** begin **

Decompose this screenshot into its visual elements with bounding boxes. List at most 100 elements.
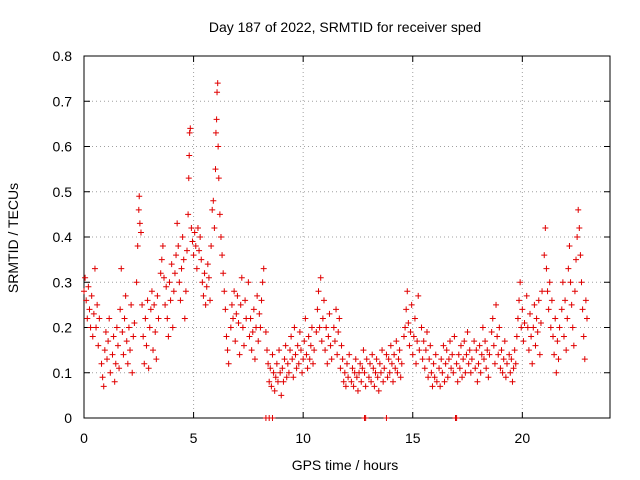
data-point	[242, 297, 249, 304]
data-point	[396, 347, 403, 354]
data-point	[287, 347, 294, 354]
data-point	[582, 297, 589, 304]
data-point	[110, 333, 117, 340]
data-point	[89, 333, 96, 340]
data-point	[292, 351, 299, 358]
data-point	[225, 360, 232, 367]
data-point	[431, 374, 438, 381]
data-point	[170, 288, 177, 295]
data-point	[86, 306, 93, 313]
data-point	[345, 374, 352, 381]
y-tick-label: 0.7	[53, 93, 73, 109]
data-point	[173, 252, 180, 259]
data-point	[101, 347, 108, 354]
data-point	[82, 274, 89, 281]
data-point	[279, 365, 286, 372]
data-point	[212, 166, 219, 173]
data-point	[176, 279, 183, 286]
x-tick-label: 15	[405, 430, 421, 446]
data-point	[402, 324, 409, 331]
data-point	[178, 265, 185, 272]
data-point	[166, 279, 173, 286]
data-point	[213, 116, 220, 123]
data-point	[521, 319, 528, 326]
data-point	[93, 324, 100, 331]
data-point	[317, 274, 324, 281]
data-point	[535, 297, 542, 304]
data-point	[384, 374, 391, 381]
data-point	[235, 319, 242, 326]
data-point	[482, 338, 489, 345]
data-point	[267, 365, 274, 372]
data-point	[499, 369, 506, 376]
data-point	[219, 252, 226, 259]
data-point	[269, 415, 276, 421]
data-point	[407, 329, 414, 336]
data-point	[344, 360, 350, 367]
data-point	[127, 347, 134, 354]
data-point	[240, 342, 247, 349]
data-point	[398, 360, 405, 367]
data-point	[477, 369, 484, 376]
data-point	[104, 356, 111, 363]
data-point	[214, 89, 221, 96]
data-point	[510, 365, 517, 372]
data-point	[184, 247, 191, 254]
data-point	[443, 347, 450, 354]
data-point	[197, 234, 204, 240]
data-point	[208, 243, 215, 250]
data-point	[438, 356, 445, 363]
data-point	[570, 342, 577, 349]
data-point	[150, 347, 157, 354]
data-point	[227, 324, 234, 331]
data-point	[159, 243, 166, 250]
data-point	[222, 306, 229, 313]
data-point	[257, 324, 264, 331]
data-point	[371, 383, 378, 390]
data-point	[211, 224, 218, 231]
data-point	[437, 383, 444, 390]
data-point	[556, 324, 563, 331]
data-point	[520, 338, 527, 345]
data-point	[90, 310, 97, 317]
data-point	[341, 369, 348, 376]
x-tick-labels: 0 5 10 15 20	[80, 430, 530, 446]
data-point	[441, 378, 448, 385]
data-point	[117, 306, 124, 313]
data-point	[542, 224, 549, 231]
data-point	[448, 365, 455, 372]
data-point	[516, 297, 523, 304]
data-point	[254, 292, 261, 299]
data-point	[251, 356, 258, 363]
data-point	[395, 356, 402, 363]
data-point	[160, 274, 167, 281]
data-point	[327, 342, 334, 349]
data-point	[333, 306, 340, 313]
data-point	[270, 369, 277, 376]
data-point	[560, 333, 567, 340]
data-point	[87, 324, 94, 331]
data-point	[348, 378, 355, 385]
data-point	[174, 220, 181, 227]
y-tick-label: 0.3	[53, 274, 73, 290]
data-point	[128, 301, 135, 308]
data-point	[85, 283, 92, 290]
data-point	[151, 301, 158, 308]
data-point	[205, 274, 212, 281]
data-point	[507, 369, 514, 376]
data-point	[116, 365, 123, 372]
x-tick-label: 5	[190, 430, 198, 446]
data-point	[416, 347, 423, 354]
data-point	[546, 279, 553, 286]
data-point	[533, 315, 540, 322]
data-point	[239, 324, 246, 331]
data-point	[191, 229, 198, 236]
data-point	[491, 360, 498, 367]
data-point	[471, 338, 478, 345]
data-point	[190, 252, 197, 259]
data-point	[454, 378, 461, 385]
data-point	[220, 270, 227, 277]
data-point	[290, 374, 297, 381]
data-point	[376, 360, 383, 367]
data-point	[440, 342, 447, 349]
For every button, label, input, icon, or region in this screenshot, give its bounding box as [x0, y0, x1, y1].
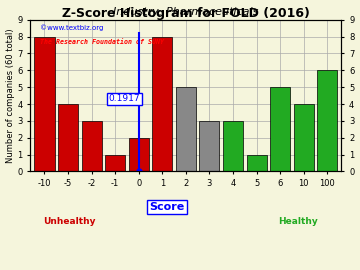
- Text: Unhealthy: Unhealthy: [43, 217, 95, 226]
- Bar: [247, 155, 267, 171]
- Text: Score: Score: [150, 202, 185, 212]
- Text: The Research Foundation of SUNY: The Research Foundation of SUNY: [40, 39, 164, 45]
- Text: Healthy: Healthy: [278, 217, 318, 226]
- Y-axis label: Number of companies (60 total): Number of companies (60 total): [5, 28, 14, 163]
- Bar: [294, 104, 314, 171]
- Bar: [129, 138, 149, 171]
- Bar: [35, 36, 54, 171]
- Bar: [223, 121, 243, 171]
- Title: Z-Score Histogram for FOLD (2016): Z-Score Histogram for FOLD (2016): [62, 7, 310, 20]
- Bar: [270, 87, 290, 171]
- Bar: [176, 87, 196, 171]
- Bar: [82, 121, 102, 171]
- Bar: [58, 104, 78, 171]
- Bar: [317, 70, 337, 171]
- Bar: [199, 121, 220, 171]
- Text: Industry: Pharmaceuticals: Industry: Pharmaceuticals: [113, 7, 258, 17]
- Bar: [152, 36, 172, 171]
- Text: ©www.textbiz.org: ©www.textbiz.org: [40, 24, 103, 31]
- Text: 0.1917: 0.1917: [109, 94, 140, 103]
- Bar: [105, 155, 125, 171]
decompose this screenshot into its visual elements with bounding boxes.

** end **

• [Task brief]: Set out every line of the listing above as a Markdown table with the columns "No." and "Entry". Number the lines in order, and leave out blank lines and the pictures.

• [Reply]:
| No. | Entry |
|---|---|
| 1 | Decompose this screenshot into its visual elements with bounding boxes. List at most 100 elements. |
| 2 | data-point	[242, 297, 249, 304] |
| 3 | data-point	[396, 347, 403, 354] |
| 4 | data-point	[287, 347, 294, 354] |
| 5 | data-point	[582, 297, 589, 304] |
| 6 | data-point	[110, 333, 117, 340] |
| 7 | data-point	[89, 333, 96, 340] |
| 8 | data-point	[292, 351, 299, 358] |
| 9 | data-point	[225, 360, 232, 367] |
| 10 | data-point	[431, 374, 438, 381] |
| 11 | data-point	[170, 288, 177, 295] |
| 12 | data-point	[86, 306, 93, 313] |
| 13 | data-point	[345, 374, 352, 381] |
| 14 | y-tick-label: 0.7	[53, 93, 73, 109] |
| 15 | data-point	[173, 252, 180, 259] |
| 16 | data-point	[101, 347, 108, 354] |
| 17 | data-point	[82, 274, 89, 281] |
| 18 | data-point	[279, 365, 286, 372] |
| 19 | data-point	[212, 166, 219, 173] |
| 20 | data-point	[176, 279, 183, 286] |
| 21 | x-tick-label: 15	[405, 430, 421, 446] |
| 22 | data-point	[402, 324, 409, 331] |
| 23 | data-point	[178, 265, 185, 272] |
| 24 | data-point	[166, 279, 173, 286] |
| 25 | data-point	[213, 116, 220, 123] |
| 26 | data-point	[521, 319, 528, 326] |
| 27 | data-point	[93, 324, 100, 331] |
| 28 | data-point	[317, 274, 324, 281] |
| 29 | data-point	[535, 297, 542, 304] |
| 30 | data-point	[384, 374, 391, 381] |
| 31 | data-point	[235, 319, 242, 326] |
| 32 | data-point	[482, 338, 489, 345] |
| 33 | data-point	[267, 365, 274, 372] |
| 34 | data-point	[499, 369, 506, 376] |
| 35 | data-point	[219, 252, 226, 259] |
| 36 | data-point	[269, 415, 276, 421] |
| 37 | data-point	[407, 329, 414, 336] |
| 38 | data-point	[344, 360, 350, 367] |
| 39 | data-point	[127, 347, 134, 354] |
| 40 | data-point	[240, 342, 247, 349] |
| 41 | data-point	[398, 360, 405, 367] |
| 42 | data-point	[477, 369, 484, 376] |
| 43 | data-point	[104, 356, 111, 363] |
| 44 | data-point	[214, 89, 221, 96] |
| 45 | data-point	[510, 365, 517, 372] |
| 46 | data-point	[184, 247, 191, 254] |
| 47 | data-point	[443, 347, 450, 354] |
| 48 | data-point	[197, 234, 204, 240] |
| 49 | data-point	[208, 243, 215, 250] |
| 50 | data-point	[438, 356, 445, 363] |
| 51 | data-point	[570, 342, 577, 349] |
| 52 | data-point	[150, 347, 157, 354] |
| 53 | data-point	[227, 324, 234, 331] |
| 54 | data-point	[159, 243, 166, 250] |
| 55 | data-point	[222, 306, 229, 313] |
| 56 | data-point	[257, 324, 264, 331] |
| 57 | data-point	[371, 383, 378, 390] |
| 58 | data-point	[211, 224, 218, 231] |
| 59 | data-point	[437, 383, 444, 390] |
| 60 | data-point	[556, 324, 563, 331] |
| 61 | data-point	[520, 338, 527, 345] |
| 62 | data-point	[90, 310, 97, 317] |
| 63 | data-point	[341, 369, 348, 376] |
| 64 | x-tick-labels: 0 5 10 15 20	[80, 430, 530, 446] |
| 65 | data-point	[441, 378, 448, 385] |
| 66 | data-point	[117, 306, 124, 313] |
| 67 | data-point	[542, 224, 549, 231] |
| 68 | data-point	[448, 365, 455, 372] |
| 69 | data-point	[516, 297, 523, 304] |
| 70 | data-point	[254, 292, 261, 299] |
| 71 | data-point	[251, 356, 258, 363] |
| 72 | data-point	[395, 356, 402, 363] |
| 73 | data-point	[160, 274, 167, 281] |
| 74 | data-point	[327, 342, 334, 349] |
| 75 | data-point	[333, 306, 340, 313] |
| 76 | data-point	[270, 369, 277, 376] |
| 77 | data-point	[560, 333, 567, 340] |
| 78 | data-point	[87, 324, 94, 331] |
| 79 | data-point	[348, 378, 355, 385] |
| 80 | data-point	[174, 220, 181, 227] |
| 81 | y-tick-label: 0.3	[53, 274, 73, 290] |
| 82 | data-point	[128, 301, 135, 308] |
| 83 | data-point	[85, 283, 92, 290] |
| 84 | data-point	[151, 301, 158, 308] |
| 85 | data-point	[205, 274, 212, 281] |
| 86 | data-point	[507, 369, 514, 376] |
| 87 | data-point	[116, 365, 123, 372] |
| 88 | x-tick-label: 5	[190, 430, 198, 446] |
| 89 | data-point	[416, 347, 423, 354] |
| 90 | data-point	[546, 279, 553, 286] |
| 91 | data-point	[533, 315, 540, 322] |
| 92 | data-point	[239, 324, 246, 331] |
| 93 | data-point	[191, 229, 198, 236] |
| 94 | data-point	[491, 360, 498, 367] |
| 95 | data-point	[471, 338, 478, 345] |
| 96 | data-point	[190, 252, 197, 259] |
| 97 | data-point	[454, 378, 461, 385] |
| 98 | data-point	[220, 270, 227, 277] |
| 99 | data-point	[290, 374, 297, 381] |
| 100 | data-point	[376, 360, 383, 367] |
| 101 | data-point	[440, 342, 447, 349] |
| 102 | For every button, label, input, icon, or region in this screenshot, give its bounding box as [x0, y0, x1, y1]. |
| 103 | - Text: Unhealthy: Unhealthy: [43, 217, 95, 226] |
| 104 | - Bar: [247, 155, 267, 171] |
| 105 | - Text: Score: Score: [150, 202, 185, 212] |
| 106 | - Text: The Research Foundation of SUNY: The Research Foundation of SUNY: [40, 39, 164, 45] |
| 107 | - Text: Healthy: Healthy: [278, 217, 318, 226] |
| 108 | - Y-axis label: Number of companies (60 total): Number of companies (60 total): [5, 28, 14, 163] |
| 109 | - Bar: [294, 104, 314, 171] |
| 110 | - Bar: [129, 138, 149, 171] |
| 111 | - Bar: [35, 36, 54, 171] |
| 112 | - Bar: [223, 121, 243, 171] |
| 113 | - Title: Z-Score Histogram for FOLD (2016): Z-Score Histogram for FOLD (2016): [62, 7, 310, 20] |
| 114 | - Bar: [270, 87, 290, 171] |
| 115 | - Bar: [176, 87, 196, 171] |
| 116 | - Bar: [82, 121, 102, 171] |
| 117 | - Bar: [58, 104, 78, 171] |
| 118 | - Bar: [317, 70, 337, 171] |
| 119 | - Bar: [199, 121, 220, 171] |
| 120 | - Text: Industry: Pharmaceuticals: Industry: Pharmaceuticals: [113, 7, 258, 17] |
| 121 | - Bar: [152, 36, 172, 171] |
| 122 | - Text: ©www.textbiz.org: ©www.textbiz.org: [40, 24, 103, 31] |
| 123 | - Text: 0.1917: 0.1917: [109, 94, 140, 103] |
| 124 | - Bar: [105, 155, 125, 171] |
| 125 | decompose this screenshot into its visual elements with bounding boxes. |